◆ What is required: Do any lines in the data below contain "this"? If so, copy every one of them.

◆ Input rows:

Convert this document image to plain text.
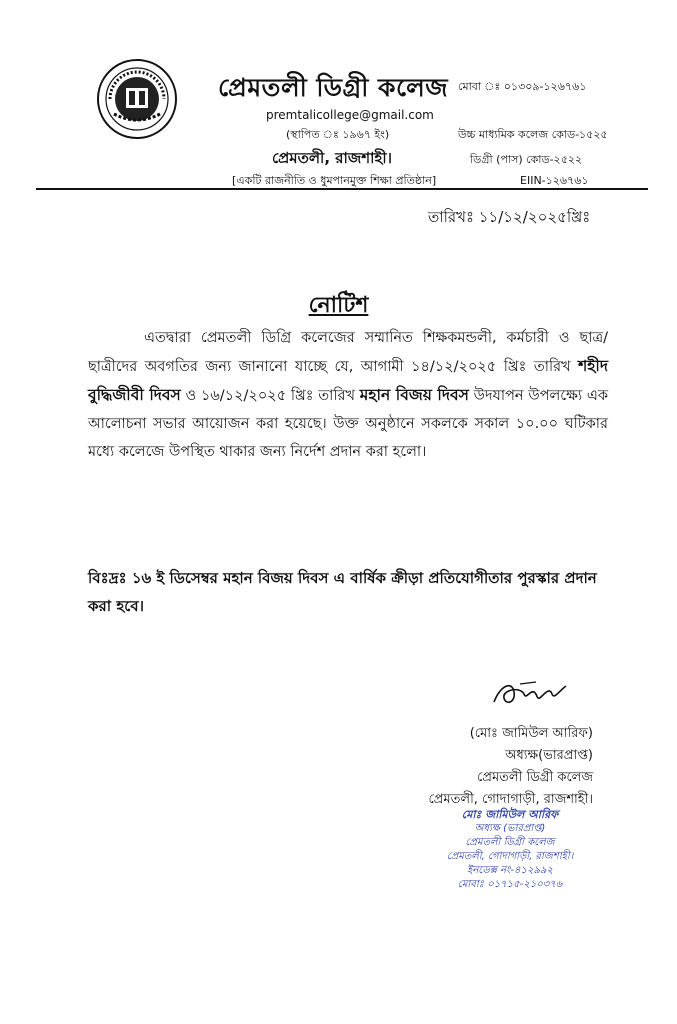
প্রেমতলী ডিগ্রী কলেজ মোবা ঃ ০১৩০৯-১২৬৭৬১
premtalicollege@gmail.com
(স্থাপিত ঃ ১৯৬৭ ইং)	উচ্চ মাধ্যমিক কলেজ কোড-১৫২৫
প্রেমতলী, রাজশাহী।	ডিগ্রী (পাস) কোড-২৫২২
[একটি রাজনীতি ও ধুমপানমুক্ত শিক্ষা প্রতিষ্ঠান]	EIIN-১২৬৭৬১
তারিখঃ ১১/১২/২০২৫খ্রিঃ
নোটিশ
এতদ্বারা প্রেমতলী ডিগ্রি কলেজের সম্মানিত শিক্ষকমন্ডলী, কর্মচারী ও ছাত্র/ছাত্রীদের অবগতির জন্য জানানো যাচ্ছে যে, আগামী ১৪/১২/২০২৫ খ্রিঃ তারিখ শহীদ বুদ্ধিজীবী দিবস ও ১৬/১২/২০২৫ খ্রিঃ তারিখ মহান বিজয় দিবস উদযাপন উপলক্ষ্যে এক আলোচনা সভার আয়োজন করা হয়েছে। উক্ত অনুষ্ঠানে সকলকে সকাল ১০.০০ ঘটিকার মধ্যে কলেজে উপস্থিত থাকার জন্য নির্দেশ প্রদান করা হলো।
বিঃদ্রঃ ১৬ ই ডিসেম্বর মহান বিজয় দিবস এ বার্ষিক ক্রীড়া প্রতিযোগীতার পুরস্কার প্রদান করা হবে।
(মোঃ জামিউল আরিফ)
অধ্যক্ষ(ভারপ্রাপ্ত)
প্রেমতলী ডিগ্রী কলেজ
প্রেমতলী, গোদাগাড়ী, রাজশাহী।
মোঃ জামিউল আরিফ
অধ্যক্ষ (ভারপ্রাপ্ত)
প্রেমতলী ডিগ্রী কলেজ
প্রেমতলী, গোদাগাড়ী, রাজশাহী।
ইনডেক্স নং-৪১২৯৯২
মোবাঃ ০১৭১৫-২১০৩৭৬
...
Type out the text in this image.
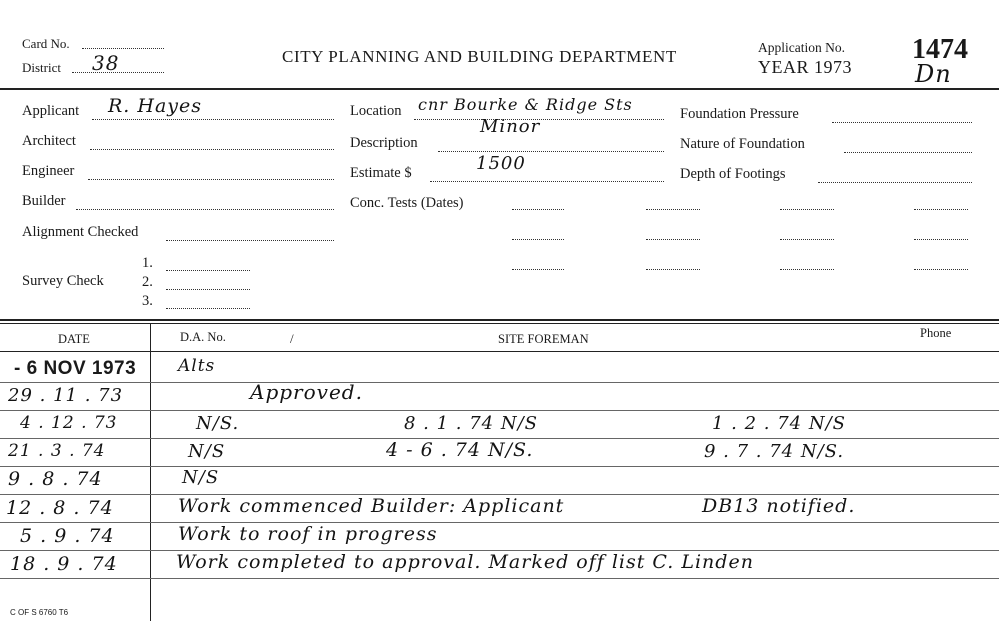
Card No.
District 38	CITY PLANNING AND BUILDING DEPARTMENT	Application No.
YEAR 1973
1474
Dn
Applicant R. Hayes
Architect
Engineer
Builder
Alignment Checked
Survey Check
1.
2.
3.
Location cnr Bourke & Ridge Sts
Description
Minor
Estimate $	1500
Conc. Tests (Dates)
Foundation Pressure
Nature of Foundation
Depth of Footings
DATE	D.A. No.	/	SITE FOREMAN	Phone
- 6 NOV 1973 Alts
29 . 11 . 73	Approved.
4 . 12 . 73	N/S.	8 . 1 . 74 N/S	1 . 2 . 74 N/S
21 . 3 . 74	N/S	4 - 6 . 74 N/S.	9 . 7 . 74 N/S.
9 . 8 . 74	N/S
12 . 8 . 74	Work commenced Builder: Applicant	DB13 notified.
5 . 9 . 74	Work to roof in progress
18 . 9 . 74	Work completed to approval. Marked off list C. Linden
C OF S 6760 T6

◆ Result:
Convert this document image to plain text.
Type out the text in this image.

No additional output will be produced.